■ WHAT THE TASK REQUIRES
Please check every line of the listing for "polnjenju" and copy each line where it is found.

■ DATASET
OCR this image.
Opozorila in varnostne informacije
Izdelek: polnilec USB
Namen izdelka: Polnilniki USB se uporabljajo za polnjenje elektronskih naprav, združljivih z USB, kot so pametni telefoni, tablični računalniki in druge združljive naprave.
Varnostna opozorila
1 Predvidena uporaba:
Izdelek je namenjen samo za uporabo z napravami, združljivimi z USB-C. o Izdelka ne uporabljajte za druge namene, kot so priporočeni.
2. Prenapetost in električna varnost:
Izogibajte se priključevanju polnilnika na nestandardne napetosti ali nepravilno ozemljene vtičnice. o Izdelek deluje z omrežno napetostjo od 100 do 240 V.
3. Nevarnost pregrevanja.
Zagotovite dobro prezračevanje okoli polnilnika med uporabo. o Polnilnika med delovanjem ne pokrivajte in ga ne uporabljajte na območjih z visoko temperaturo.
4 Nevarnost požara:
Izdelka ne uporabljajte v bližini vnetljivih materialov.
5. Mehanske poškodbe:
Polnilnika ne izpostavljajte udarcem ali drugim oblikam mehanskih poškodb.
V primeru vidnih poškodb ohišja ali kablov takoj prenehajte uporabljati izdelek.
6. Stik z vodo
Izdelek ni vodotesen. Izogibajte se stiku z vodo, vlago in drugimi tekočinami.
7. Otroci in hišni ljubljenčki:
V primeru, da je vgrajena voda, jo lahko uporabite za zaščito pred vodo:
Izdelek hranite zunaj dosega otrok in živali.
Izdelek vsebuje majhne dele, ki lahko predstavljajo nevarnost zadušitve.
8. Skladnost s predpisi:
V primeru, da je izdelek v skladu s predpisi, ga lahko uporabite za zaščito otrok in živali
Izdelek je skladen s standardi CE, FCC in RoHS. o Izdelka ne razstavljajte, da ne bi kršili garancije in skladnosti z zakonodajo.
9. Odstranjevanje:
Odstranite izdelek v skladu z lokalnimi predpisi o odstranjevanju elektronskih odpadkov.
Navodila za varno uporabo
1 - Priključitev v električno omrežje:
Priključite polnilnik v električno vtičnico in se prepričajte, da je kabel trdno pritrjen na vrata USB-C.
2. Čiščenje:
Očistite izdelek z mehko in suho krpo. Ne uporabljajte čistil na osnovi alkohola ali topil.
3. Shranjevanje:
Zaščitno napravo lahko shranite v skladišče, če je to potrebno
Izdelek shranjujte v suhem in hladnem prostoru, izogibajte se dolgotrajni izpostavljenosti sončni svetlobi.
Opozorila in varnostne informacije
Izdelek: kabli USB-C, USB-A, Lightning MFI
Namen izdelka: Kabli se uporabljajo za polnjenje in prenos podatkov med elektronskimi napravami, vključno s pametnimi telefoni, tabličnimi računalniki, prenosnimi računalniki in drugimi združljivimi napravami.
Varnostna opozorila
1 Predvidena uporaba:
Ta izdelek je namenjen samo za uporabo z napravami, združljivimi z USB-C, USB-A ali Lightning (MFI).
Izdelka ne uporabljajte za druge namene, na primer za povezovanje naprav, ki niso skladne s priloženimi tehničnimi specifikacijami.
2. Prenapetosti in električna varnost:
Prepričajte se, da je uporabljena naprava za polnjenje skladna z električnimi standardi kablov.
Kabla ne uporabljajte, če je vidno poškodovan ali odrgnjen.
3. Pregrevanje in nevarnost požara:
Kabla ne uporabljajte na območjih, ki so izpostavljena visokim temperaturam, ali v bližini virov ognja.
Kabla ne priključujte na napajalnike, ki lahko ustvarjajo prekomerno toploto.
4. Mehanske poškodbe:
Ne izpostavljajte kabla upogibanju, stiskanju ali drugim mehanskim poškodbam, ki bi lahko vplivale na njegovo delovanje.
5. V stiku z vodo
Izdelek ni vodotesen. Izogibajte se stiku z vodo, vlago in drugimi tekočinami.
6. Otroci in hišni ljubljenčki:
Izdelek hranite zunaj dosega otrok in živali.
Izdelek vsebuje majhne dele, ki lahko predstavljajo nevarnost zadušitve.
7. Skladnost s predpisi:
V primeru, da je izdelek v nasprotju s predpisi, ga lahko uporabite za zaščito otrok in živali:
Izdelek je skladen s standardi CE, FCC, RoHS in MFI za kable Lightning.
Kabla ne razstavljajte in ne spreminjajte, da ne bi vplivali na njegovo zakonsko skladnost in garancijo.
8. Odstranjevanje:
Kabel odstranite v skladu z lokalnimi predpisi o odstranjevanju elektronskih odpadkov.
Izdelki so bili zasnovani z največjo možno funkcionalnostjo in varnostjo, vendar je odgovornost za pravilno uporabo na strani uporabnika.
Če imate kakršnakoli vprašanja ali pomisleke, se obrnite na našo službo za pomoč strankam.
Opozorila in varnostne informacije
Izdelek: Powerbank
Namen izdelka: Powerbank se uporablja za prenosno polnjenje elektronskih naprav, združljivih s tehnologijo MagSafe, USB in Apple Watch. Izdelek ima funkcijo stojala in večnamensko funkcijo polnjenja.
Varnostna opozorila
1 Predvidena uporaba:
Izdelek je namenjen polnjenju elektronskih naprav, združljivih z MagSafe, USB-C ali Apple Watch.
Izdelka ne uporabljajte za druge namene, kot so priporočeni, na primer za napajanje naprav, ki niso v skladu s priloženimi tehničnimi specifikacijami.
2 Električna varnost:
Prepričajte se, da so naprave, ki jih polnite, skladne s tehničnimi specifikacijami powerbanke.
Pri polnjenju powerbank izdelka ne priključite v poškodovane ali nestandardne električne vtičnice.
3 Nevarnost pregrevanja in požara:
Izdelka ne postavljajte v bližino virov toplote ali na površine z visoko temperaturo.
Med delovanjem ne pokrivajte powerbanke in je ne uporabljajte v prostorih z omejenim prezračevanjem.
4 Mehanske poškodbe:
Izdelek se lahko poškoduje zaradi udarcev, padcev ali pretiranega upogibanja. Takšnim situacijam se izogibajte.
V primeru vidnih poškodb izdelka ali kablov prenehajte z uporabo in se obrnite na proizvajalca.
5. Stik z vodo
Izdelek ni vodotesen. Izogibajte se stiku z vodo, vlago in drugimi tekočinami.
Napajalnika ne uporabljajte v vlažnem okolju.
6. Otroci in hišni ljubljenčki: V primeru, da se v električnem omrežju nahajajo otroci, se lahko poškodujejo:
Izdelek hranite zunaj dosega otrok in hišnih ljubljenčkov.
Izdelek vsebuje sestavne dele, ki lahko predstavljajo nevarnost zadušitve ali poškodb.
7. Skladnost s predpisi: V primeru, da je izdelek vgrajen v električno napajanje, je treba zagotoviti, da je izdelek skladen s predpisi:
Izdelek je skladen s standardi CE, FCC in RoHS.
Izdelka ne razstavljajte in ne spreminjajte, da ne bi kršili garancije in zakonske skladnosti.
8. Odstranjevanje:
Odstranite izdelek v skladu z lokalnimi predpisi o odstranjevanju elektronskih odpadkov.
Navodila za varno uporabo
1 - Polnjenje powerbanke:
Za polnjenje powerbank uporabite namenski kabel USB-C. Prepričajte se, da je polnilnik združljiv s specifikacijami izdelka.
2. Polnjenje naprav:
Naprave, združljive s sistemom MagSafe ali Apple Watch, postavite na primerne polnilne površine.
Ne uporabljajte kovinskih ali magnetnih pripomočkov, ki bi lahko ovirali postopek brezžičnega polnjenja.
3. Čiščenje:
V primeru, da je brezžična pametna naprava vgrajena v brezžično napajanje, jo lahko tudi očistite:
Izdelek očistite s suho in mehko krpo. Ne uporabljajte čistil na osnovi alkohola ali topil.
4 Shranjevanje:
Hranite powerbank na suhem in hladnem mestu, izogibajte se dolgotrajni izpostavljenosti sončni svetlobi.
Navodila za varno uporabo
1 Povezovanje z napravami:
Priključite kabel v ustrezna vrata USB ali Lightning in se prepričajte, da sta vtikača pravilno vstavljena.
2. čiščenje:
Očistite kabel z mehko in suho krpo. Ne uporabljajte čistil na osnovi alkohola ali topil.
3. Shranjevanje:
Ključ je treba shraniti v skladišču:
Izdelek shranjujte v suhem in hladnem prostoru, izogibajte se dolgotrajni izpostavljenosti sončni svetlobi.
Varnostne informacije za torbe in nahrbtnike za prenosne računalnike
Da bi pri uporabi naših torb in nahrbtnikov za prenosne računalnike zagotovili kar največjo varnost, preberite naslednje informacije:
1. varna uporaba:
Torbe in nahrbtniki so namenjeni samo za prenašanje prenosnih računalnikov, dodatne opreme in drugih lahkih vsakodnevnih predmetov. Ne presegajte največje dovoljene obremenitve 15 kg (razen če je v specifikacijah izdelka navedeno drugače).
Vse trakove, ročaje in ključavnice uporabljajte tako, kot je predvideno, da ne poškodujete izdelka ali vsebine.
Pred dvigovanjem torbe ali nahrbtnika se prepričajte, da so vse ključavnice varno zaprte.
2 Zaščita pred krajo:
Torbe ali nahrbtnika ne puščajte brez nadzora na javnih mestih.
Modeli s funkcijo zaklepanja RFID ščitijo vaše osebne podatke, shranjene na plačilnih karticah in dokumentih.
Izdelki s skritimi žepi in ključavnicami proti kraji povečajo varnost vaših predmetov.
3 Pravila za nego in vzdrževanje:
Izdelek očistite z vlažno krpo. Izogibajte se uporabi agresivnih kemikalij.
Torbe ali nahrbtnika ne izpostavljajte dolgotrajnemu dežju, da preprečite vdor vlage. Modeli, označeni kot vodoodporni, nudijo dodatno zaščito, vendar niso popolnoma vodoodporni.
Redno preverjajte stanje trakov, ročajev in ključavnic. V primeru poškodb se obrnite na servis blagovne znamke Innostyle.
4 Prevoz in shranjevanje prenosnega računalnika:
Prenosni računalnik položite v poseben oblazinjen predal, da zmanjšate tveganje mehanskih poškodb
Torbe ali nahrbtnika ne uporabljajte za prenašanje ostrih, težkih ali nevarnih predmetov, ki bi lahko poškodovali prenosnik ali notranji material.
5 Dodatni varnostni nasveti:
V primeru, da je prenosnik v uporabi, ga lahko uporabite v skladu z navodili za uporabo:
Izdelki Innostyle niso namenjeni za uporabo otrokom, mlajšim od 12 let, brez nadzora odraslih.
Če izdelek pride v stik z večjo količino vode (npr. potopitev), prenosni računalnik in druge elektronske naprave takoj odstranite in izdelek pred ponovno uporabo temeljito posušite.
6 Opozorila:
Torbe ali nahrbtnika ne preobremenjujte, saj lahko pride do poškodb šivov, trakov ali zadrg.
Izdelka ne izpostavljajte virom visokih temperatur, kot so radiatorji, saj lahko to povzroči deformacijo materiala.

■ WRITTEN REPLY
Izdelek je namenjen polnjenju elektronskih naprav, združljivih z MagSafe, USB-C ali Apple Watch.
Pri polnjenju powerbank izdelka ne priključite v poškodovane ali nestandardne električne vtičnice.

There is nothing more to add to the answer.